INFORMATION GIVEN »
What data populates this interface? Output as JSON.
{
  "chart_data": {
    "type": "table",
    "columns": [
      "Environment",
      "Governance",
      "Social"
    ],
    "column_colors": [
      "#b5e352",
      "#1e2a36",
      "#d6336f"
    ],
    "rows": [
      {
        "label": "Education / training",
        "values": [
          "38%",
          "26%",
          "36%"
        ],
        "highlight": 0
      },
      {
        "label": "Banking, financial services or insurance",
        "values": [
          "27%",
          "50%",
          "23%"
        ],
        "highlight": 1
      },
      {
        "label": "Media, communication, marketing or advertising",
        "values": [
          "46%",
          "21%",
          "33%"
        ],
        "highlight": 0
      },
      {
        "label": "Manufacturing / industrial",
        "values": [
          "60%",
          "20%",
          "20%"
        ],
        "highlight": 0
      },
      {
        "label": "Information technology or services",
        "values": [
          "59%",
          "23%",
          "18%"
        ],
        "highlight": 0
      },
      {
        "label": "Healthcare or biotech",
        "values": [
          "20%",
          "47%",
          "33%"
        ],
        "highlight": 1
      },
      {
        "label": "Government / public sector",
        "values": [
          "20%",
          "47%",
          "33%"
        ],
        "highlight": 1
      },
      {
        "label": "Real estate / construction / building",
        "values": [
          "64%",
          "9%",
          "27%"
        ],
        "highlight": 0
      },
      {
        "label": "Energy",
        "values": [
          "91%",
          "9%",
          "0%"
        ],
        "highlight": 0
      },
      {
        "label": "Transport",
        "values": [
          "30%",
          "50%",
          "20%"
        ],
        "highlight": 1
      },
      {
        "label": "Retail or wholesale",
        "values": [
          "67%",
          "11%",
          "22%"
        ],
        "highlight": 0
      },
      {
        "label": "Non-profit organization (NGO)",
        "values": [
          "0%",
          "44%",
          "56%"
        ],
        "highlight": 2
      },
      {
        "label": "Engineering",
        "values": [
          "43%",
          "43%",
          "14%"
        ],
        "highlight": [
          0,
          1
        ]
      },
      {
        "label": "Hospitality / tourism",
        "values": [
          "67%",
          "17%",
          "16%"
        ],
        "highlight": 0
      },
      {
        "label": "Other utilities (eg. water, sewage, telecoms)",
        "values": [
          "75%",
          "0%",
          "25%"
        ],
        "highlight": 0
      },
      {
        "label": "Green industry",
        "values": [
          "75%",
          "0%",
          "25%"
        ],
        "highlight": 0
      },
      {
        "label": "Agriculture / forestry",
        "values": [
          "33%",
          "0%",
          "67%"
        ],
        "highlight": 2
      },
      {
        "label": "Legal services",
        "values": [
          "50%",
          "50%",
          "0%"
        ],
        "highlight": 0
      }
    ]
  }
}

SET PROBLEM »
Show each line of the data that contains the string "services".

THE ANSWER »
        "label": "Banking, financial services or insurance",
        "label": "Information technology or services",
        "label": "Legal services",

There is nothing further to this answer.